Stated exercise:
Extract each of the lines below verbatim, in their original order and with every character unchanged.

Records for this task:
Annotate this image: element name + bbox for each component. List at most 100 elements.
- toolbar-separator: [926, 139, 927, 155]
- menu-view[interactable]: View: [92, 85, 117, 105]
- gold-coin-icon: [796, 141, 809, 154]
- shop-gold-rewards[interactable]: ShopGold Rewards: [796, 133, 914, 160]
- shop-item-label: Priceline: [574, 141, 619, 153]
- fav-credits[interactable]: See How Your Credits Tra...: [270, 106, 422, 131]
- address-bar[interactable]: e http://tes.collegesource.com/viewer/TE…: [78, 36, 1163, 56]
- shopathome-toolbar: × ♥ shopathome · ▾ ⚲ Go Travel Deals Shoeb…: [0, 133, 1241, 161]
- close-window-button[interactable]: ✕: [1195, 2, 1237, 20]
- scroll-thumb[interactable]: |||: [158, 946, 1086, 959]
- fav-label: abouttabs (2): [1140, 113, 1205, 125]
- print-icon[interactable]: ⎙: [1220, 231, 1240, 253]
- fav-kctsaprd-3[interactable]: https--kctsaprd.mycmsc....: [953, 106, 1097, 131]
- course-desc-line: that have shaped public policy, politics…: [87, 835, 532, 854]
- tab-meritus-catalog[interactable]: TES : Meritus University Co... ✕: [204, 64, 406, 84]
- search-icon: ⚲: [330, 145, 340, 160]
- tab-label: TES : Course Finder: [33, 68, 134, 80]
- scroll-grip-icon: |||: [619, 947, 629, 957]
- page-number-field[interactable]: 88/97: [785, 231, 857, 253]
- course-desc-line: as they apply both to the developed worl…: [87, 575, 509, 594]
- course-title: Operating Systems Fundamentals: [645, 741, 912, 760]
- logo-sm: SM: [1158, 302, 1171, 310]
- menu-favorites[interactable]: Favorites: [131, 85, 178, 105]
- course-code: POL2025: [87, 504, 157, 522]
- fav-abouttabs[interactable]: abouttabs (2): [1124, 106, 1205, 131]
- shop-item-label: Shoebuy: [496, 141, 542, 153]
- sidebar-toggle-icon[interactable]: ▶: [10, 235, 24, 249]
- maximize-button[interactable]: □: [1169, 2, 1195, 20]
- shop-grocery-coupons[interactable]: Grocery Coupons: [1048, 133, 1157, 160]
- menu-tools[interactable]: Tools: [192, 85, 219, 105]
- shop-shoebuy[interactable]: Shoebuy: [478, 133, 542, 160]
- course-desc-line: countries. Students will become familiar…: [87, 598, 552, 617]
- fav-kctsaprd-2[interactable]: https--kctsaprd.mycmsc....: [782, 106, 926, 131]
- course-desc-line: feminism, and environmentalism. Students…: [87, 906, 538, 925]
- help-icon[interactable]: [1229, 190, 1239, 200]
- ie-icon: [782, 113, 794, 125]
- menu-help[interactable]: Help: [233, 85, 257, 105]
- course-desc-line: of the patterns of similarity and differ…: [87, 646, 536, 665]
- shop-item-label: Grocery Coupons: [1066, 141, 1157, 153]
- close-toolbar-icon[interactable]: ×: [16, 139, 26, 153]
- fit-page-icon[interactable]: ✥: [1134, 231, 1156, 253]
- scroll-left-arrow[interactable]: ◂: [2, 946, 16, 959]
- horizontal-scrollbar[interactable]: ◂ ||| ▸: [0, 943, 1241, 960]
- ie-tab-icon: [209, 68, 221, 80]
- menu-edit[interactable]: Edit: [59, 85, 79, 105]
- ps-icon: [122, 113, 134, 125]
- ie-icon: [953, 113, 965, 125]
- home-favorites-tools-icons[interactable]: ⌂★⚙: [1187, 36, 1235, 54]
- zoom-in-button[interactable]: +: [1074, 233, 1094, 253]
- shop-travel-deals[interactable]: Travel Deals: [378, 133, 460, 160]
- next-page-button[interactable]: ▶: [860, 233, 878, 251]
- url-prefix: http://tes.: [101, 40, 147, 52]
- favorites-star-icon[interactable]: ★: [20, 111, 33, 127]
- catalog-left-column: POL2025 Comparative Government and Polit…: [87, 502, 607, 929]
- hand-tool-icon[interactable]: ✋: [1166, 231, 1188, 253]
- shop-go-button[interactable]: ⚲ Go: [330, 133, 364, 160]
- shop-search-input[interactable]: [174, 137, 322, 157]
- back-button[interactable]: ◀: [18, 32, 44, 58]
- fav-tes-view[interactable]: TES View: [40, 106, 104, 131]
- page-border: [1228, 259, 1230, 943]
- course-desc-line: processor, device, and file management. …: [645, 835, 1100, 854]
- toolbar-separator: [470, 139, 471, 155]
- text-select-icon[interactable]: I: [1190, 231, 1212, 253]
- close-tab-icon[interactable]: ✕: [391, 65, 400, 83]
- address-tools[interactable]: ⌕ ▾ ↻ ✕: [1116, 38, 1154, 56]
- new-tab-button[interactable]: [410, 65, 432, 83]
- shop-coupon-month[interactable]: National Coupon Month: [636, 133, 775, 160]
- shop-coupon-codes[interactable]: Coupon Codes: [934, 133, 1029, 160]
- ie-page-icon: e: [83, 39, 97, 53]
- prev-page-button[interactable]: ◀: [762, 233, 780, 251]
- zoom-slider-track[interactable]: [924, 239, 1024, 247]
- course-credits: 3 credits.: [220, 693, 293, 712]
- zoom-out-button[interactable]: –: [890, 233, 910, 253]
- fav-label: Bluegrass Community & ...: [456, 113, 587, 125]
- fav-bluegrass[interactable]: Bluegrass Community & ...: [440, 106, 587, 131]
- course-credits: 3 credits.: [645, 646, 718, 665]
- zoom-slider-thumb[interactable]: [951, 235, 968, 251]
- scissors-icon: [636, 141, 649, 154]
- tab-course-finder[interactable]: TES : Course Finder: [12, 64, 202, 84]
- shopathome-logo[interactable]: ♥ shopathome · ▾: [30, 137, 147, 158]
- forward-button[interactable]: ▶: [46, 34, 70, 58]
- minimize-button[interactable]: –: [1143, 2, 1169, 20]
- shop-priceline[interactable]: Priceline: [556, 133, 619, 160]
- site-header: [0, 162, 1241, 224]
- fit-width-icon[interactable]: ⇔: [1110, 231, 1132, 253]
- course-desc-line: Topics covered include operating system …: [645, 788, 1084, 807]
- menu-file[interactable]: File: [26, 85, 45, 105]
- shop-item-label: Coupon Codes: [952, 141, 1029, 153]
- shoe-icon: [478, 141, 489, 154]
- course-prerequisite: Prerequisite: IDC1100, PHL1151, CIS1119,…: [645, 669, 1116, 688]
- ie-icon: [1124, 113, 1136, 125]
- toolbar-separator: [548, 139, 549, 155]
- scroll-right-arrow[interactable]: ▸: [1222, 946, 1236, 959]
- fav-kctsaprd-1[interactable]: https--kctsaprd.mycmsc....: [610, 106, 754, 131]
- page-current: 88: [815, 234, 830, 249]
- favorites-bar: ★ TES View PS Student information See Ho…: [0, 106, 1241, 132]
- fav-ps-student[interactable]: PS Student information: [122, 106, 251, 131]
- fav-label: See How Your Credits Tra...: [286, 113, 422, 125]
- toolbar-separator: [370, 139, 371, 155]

Right answer:
Annotate this image: element name + bbox for each component. List at most 100 elements.
- toolbar-separator: [926, 139, 927, 155]
- menu-view[interactable]: View: [92, 85, 117, 105]
- gold-coin-icon: [796, 141, 809, 154]
- shop-gold-rewards[interactable]: ShopGold Rewards: [796, 133, 914, 160]
- shop-item-label: Priceline: [574, 141, 619, 153]
- fav-credits[interactable]: See How Your Credits Tra...: [270, 106, 422, 131]
- address-bar[interactable]: e http://tes.collegesource.com/viewer/TE…: [78, 36, 1163, 56]
- shopathome-toolbar: × ♥ shopathome · ▾ ⚲ Go Travel Deals Shoeb…: [0, 133, 1241, 161]
- close-window-button[interactable]: ✕: [1195, 2, 1237, 20]
- scroll-thumb[interactable]: |||: [158, 946, 1086, 959]
- fav-label: abouttabs (2): [1140, 113, 1205, 125]
- print-icon[interactable]: ⎙: [1220, 231, 1240, 253]
- fav-kctsaprd-3[interactable]: https--kctsaprd.mycmsc....: [953, 106, 1097, 131]
- course-desc-line: that have shaped public policy, politics…: [87, 835, 532, 854]
- tab-meritus-catalog[interactable]: TES : Meritus University Co... ✕: [204, 64, 406, 84]
- search-icon: ⚲: [330, 145, 340, 160]
- tab-label: TES : Course Finder: [33, 68, 134, 80]
- scroll-grip-icon: |||: [619, 947, 629, 957]
- page-number-field[interactable]: 88/97: [785, 231, 857, 253]
- course-desc-line: as they apply both to the developed worl…: [87, 575, 509, 594]
- course-title: Operating Systems Fundamentals: [645, 741, 912, 760]
- logo-sm: SM: [1158, 302, 1171, 310]
- menu-favorites[interactable]: Favorites: [131, 85, 178, 105]
- course-code: POL2025: [87, 504, 157, 522]
- fav-abouttabs[interactable]: abouttabs (2): [1124, 106, 1205, 131]
- shop-item-label: Shoebuy: [496, 141, 542, 153]
- sidebar-toggle-icon[interactable]: ▶: [10, 235, 24, 249]
- maximize-button[interactable]: □: [1169, 2, 1195, 20]
- shop-grocery-coupons[interactable]: Grocery Coupons: [1048, 133, 1157, 160]
- menu-tools[interactable]: Tools: [192, 85, 219, 105]
- shop-shoebuy[interactable]: Shoebuy: [478, 133, 542, 160]
- course-desc-line: countries. Students will become familiar…: [87, 598, 552, 617]
- fav-kctsaprd-2[interactable]: https--kctsaprd.mycmsc....: [782, 106, 926, 131]
- course-desc-line: feminism, and environmentalism. Students…: [87, 906, 538, 925]
- help-icon[interactable]: [1229, 190, 1239, 200]
- ie-icon: [782, 113, 794, 125]
- menu-help[interactable]: Help: [233, 85, 257, 105]
- course-desc-line: of the patterns of similarity and differ…: [87, 646, 536, 665]
- shop-item-label: Grocery Coupons: [1066, 141, 1157, 153]
- close-toolbar-icon[interactable]: ×: [16, 139, 26, 153]
- fit-page-icon[interactable]: ✥: [1134, 231, 1156, 253]
- scroll-left-arrow[interactable]: ◂: [2, 946, 16, 959]
- horizontal-scrollbar[interactable]: ◂ ||| ▸: [0, 943, 1241, 960]
- ie-tab-icon: [209, 68, 221, 80]
- menu-edit[interactable]: Edit: [59, 85, 79, 105]
- ps-icon: [122, 113, 134, 125]
- ie-icon: [953, 113, 965, 125]
- home-favorites-tools-icons[interactable]: ⌂★⚙: [1187, 36, 1235, 54]
- zoom-in-button[interactable]: +: [1074, 233, 1094, 253]
- shop-travel-deals[interactable]: Travel Deals: [378, 133, 460, 160]
- next-page-button[interactable]: ▶: [860, 233, 878, 251]
- url-prefix: http://tes.: [101, 40, 147, 52]
- favorites-star-icon[interactable]: ★: [20, 111, 33, 127]
- catalog-left-column: POL2025 Comparative Government and Polit…: [87, 502, 607, 929]
- hand-tool-icon[interactable]: ✋: [1166, 231, 1188, 253]
- shop-go-button[interactable]: ⚲ Go: [330, 133, 364, 160]
- shop-search-input[interactable]: [174, 137, 322, 157]
- back-button[interactable]: ◀: [18, 32, 44, 58]
- fav-tes-view[interactable]: TES View: [40, 106, 104, 131]
- page-border: [1228, 259, 1230, 943]
- course-desc-line: processor, device, and file management. …: [645, 835, 1100, 854]
- toolbar-separator: [470, 139, 471, 155]
- text-select-icon[interactable]: I: [1190, 231, 1212, 253]
- close-tab-icon[interactable]: ✕: [391, 65, 400, 83]
- address-tools[interactable]: ⌕ ▾ ↻ ✕: [1116, 38, 1154, 56]
- new-tab-button[interactable]: [410, 65, 432, 83]
- shop-coupon-month[interactable]: National Coupon Month: [636, 133, 775, 160]
- shop-coupon-codes[interactable]: Coupon Codes: [934, 133, 1029, 160]
- ie-page-icon: e: [83, 39, 97, 53]
- prev-page-button[interactable]: ◀: [762, 233, 780, 251]
- zoom-slider-track[interactable]: [924, 239, 1024, 247]
- course-credits: 3 credits.: [220, 693, 293, 712]
- zoom-out-button[interactable]: –: [890, 233, 910, 253]
- fav-label: Bluegrass Community & ...: [456, 113, 587, 125]
- fav-bluegrass[interactable]: Bluegrass Community & ...: [440, 106, 587, 131]
- course-credits: 3 credits.: [645, 646, 718, 665]
- zoom-slider-thumb[interactable]: [951, 235, 968, 251]
- scissors-icon: [636, 141, 649, 154]
- tab-course-finder[interactable]: TES : Course Finder: [12, 64, 202, 84]
- shopathome-logo[interactable]: ♥ shopathome · ▾: [30, 137, 147, 158]
- forward-button[interactable]: ▶: [46, 34, 70, 58]
- minimize-button[interactable]: –: [1143, 2, 1169, 20]
- shop-priceline[interactable]: Priceline: [556, 133, 619, 160]
- site-header: [0, 162, 1241, 224]
- fit-width-icon[interactable]: ⇔: [1110, 231, 1132, 253]
- course-desc-line: Topics covered include operating system …: [645, 788, 1084, 807]
- menu-file[interactable]: File: [26, 85, 45, 105]
- shop-item-label: Coupon Codes: [952, 141, 1029, 153]
- shoe-icon: [478, 141, 489, 154]
- course-prerequisite: Prerequisite: IDC1100, PHL1151, CIS1119,…: [645, 669, 1116, 688]
- ie-icon: [1124, 113, 1136, 125]
- toolbar-separator: [548, 139, 549, 155]
- scroll-right-arrow[interactable]: ▸: [1222, 946, 1236, 959]
- fav-kctsaprd-1[interactable]: https--kctsaprd.mycmsc....: [610, 106, 754, 131]
- page-current: 88: [815, 234, 830, 249]
- favorites-bar: ★ TES View PS Student information See Ho…: [0, 106, 1241, 132]
- fav-ps-student[interactable]: PS Student information: [122, 106, 251, 131]
- fav-label: See How Your Credits Tra...: [286, 113, 422, 125]
- toolbar-separator: [370, 139, 371, 155]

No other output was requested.